**Task requirements:**
Copy every one of the following records line for line, with no changes.
====================
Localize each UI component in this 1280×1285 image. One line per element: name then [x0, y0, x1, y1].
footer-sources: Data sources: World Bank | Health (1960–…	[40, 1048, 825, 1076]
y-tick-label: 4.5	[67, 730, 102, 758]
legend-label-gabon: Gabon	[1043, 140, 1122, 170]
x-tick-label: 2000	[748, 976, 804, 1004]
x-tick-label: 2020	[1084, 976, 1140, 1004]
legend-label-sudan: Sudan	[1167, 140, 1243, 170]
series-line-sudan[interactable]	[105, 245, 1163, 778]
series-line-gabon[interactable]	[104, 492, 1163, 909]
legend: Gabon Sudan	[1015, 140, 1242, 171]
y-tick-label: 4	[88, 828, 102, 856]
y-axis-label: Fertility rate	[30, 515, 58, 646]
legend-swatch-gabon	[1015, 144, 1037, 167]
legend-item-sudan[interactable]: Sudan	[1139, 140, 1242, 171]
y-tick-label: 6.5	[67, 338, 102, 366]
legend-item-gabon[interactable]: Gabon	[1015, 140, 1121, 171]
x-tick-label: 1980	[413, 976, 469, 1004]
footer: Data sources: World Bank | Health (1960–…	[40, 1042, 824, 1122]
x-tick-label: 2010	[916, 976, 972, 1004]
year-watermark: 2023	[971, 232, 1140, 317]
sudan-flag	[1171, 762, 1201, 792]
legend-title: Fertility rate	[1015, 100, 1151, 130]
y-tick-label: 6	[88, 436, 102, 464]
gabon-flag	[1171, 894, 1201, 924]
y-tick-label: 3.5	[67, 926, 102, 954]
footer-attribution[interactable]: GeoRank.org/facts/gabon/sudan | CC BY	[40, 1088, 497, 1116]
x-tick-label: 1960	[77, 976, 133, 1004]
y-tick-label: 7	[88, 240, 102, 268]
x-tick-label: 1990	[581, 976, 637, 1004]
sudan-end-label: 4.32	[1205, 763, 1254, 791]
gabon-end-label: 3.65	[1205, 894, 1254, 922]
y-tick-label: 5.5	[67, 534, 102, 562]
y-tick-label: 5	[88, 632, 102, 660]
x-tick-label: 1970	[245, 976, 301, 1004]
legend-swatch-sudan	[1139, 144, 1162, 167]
====================
**Solution to the problem:**
Localize each UI component in this 1280×1285 image. One line per element: name then [x0, y0, x1, y1].
footer-sources: Data sources: World Bank | Health (1960–…	[40, 1048, 825, 1076]
y-tick-label: 4.5	[67, 730, 102, 758]
legend-label-gabon: Gabon	[1043, 140, 1122, 170]
x-tick-label: 2000	[748, 976, 804, 1004]
x-tick-label: 2020	[1084, 976, 1140, 1004]
legend-label-sudan: Sudan	[1167, 140, 1243, 170]
series-line-sudan[interactable]	[105, 245, 1163, 778]
series-line-gabon[interactable]	[104, 492, 1163, 909]
legend: Gabon Sudan	[1015, 140, 1242, 171]
y-tick-label: 4	[88, 828, 102, 856]
y-axis-label: Fertility rate	[30, 515, 58, 646]
legend-swatch-gabon	[1015, 144, 1037, 167]
legend-item-sudan[interactable]: Sudan	[1139, 140, 1242, 171]
y-tick-label: 6.5	[67, 338, 102, 366]
legend-item-gabon[interactable]: Gabon	[1015, 140, 1121, 171]
x-tick-label: 1980	[413, 976, 469, 1004]
footer: Data sources: World Bank | Health (1960–…	[40, 1042, 824, 1122]
x-tick-label: 2010	[916, 976, 972, 1004]
year-watermark: 2023	[971, 232, 1140, 317]
sudan-flag	[1171, 762, 1201, 792]
legend-title: Fertility rate	[1015, 100, 1151, 130]
y-tick-label: 6	[88, 436, 102, 464]
gabon-flag	[1171, 894, 1201, 924]
y-tick-label: 3.5	[67, 926, 102, 954]
footer-attribution[interactable]: GeoRank.org/facts/gabon/sudan | CC BY	[40, 1088, 497, 1116]
x-tick-label: 1960	[77, 976, 133, 1004]
y-tick-label: 7	[88, 240, 102, 268]
x-tick-label: 1990	[581, 976, 637, 1004]
sudan-end-label: 4.32	[1205, 763, 1254, 791]
gabon-end-label: 3.65	[1205, 894, 1254, 922]
y-tick-label: 5.5	[67, 534, 102, 562]
y-tick-label: 5	[88, 632, 102, 660]
x-tick-label: 1970	[245, 976, 301, 1004]
legend-swatch-sudan	[1139, 144, 1162, 167]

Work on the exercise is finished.